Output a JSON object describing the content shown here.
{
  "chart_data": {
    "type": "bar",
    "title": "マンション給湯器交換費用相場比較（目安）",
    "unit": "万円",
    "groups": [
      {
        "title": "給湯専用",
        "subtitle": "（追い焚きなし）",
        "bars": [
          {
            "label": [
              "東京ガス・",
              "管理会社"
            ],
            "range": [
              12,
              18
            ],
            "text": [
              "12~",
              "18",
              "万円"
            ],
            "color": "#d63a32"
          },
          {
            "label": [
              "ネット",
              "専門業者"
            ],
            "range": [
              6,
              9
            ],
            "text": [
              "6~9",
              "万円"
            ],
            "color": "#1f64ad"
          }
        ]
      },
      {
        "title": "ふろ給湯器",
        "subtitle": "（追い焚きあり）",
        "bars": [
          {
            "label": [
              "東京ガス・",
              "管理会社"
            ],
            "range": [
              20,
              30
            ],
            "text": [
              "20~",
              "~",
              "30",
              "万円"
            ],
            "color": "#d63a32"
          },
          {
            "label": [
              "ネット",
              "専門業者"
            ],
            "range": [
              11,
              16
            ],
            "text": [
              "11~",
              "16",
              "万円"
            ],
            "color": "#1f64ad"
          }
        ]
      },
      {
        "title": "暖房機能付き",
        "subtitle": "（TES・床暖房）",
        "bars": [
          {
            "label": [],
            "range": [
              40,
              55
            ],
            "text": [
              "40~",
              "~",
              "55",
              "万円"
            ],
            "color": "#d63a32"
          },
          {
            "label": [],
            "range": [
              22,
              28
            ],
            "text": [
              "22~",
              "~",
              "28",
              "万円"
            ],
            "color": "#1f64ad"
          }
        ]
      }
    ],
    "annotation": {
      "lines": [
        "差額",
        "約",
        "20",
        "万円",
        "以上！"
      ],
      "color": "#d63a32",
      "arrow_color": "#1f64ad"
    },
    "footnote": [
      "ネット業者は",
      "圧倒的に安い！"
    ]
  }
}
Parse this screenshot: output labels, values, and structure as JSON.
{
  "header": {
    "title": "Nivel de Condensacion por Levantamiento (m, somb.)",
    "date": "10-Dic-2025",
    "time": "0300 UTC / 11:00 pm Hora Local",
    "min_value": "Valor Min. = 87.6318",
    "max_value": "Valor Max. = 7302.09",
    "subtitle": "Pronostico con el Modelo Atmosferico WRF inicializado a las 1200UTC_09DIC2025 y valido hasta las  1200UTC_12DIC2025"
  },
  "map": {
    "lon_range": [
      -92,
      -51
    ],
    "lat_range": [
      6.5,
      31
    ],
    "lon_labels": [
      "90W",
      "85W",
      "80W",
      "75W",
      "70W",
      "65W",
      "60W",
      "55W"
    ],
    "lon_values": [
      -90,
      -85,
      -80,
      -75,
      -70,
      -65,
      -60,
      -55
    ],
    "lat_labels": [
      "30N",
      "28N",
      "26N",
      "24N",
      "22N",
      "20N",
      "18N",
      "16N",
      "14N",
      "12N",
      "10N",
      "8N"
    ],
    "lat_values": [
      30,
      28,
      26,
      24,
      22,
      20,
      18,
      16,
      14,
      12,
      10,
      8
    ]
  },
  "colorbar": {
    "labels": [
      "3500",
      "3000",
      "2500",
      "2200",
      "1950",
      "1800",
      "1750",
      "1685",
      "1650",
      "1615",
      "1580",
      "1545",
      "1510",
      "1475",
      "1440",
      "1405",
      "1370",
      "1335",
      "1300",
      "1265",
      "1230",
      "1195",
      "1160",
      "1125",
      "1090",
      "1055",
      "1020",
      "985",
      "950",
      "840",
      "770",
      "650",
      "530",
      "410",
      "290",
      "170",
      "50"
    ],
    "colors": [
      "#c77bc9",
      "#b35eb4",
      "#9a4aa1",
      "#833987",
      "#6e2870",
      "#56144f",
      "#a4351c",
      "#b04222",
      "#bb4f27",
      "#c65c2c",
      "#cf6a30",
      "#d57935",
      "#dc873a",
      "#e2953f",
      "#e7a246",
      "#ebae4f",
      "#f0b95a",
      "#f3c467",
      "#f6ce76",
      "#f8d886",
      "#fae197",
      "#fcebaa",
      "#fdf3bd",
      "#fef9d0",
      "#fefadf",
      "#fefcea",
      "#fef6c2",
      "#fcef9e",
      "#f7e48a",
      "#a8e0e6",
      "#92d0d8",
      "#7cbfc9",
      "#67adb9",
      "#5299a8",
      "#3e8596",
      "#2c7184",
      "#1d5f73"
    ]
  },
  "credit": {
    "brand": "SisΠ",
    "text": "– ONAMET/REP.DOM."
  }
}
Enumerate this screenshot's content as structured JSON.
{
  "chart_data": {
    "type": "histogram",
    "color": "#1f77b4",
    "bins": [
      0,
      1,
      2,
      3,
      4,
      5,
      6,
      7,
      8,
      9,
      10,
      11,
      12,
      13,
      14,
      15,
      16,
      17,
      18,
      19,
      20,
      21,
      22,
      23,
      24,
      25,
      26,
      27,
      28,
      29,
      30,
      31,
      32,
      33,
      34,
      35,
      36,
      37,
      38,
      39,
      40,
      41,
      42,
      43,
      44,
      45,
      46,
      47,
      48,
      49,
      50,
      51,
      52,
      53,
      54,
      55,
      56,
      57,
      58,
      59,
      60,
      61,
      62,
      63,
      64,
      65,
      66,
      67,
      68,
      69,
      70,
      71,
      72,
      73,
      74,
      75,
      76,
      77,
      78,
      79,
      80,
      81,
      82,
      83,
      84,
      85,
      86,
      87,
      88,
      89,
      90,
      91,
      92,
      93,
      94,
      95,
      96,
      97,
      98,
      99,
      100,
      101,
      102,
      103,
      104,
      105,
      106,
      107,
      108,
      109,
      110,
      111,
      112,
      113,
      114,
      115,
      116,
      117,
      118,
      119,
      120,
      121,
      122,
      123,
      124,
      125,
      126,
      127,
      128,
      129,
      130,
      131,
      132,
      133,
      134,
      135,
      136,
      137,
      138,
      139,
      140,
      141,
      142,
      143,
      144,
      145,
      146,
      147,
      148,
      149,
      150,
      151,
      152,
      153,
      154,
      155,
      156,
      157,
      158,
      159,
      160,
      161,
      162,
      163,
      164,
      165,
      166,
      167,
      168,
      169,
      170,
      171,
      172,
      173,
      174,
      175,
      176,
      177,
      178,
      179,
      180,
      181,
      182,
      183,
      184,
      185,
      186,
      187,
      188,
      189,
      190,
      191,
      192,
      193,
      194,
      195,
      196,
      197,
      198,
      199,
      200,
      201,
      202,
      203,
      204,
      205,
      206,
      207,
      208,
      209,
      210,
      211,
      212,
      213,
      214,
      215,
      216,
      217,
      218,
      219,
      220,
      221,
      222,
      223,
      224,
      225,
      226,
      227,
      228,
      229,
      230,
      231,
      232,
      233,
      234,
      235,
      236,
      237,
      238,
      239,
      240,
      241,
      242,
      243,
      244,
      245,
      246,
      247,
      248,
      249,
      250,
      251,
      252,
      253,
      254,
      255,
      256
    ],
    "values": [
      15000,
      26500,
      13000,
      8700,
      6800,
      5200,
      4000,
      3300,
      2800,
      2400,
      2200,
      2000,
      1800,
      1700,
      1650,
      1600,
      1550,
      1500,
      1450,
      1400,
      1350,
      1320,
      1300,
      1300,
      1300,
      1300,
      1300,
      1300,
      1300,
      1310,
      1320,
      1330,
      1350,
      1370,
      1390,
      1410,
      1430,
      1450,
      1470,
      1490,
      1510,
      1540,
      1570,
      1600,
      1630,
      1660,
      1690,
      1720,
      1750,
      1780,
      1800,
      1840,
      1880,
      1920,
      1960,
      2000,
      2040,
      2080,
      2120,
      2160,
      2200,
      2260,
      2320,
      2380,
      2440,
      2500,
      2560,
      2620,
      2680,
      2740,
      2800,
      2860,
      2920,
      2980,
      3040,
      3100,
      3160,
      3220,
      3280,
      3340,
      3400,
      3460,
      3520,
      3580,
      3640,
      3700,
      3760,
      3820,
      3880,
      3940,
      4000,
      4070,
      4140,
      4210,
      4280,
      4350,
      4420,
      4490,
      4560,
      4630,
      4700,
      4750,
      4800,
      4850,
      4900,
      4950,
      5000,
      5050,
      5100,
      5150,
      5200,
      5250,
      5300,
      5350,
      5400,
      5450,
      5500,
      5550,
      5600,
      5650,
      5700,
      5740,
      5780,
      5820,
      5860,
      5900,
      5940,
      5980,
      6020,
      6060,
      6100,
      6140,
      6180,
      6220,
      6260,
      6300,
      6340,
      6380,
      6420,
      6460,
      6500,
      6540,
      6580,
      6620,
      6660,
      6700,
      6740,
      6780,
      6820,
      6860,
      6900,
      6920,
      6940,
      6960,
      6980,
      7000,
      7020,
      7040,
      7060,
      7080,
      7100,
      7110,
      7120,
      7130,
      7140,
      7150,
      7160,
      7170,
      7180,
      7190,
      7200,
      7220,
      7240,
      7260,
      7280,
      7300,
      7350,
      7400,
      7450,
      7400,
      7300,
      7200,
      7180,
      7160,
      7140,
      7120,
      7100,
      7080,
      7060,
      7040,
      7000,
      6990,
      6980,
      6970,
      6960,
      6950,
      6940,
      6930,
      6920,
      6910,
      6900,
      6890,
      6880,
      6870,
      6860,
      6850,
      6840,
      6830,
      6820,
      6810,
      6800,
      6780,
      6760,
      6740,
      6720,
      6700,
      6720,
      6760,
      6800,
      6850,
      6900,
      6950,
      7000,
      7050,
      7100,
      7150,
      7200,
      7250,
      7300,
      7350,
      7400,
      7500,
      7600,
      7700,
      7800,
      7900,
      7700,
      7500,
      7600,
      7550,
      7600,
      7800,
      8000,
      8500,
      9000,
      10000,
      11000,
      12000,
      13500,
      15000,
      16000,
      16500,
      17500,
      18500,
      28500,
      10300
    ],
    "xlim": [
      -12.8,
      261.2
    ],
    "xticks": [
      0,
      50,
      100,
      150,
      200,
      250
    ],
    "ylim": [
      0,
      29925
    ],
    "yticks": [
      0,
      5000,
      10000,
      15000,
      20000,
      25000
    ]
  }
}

• [Given request]
Filter the records for lines holding the string "content". Copy each one.

• [Exercise output]
Output a JSON object describing the content shown here.
Enumerate this screenshot's content as structured JSON.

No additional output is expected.